[Begin TASK INPUTS]
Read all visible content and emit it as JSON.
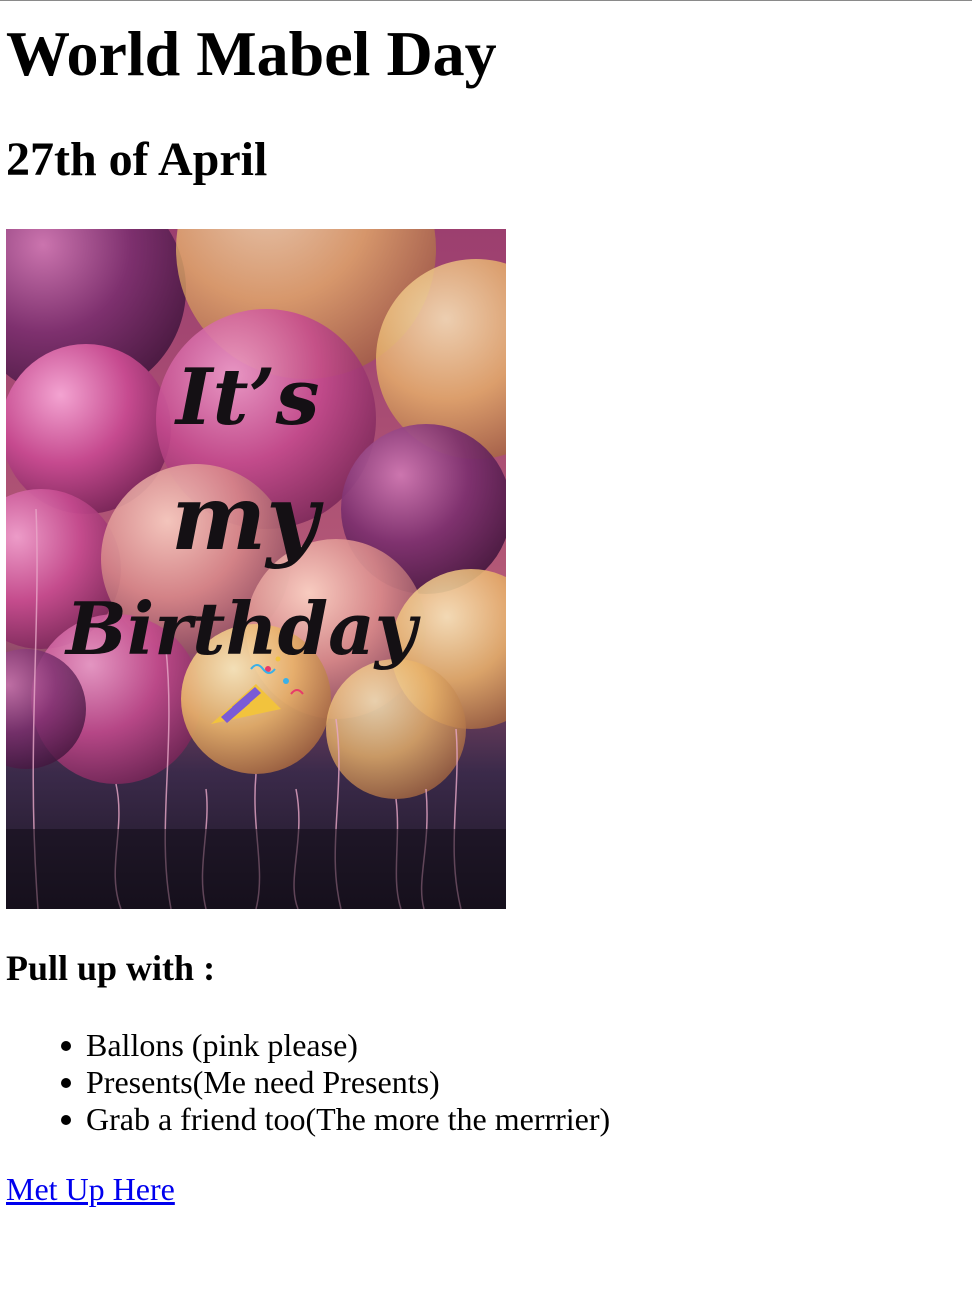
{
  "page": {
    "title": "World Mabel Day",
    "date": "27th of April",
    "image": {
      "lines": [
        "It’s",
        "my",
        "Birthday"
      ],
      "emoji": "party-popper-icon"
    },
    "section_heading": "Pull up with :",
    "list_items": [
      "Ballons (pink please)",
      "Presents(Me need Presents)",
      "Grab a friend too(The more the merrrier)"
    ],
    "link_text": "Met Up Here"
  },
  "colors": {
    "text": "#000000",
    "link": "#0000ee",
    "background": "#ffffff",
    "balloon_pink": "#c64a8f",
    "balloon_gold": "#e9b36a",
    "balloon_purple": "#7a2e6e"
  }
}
[End TASK INPUTS]
**SET EXERCISE**: Output every entry word for word, but omit the pictures.

**EXERCISE SOLUTION**:
Read all visible content and emit it as JSON.
{
  "page": {
    "title": "World Mabel Day",
    "date": "27th of April",
    "image": {
      "lines": [
        "It’s",
        "my",
        "Birthday"
      ],
      "emoji": "party-popper-icon"
    },
    "section_heading": "Pull up with :",
    "list_items": [
      "Ballons (pink please)",
      "Presents(Me need Presents)",
      "Grab a friend too(The more the merrrier)"
    ],
    "link_text": "Met Up Here"
  },
  "colors": {
    "text": "#000000",
    "link": "#0000ee",
    "background": "#ffffff",
    "balloon_pink": "#c64a8f",
    "balloon_gold": "#e9b36a",
    "balloon_purple": "#7a2e6e"
  }
}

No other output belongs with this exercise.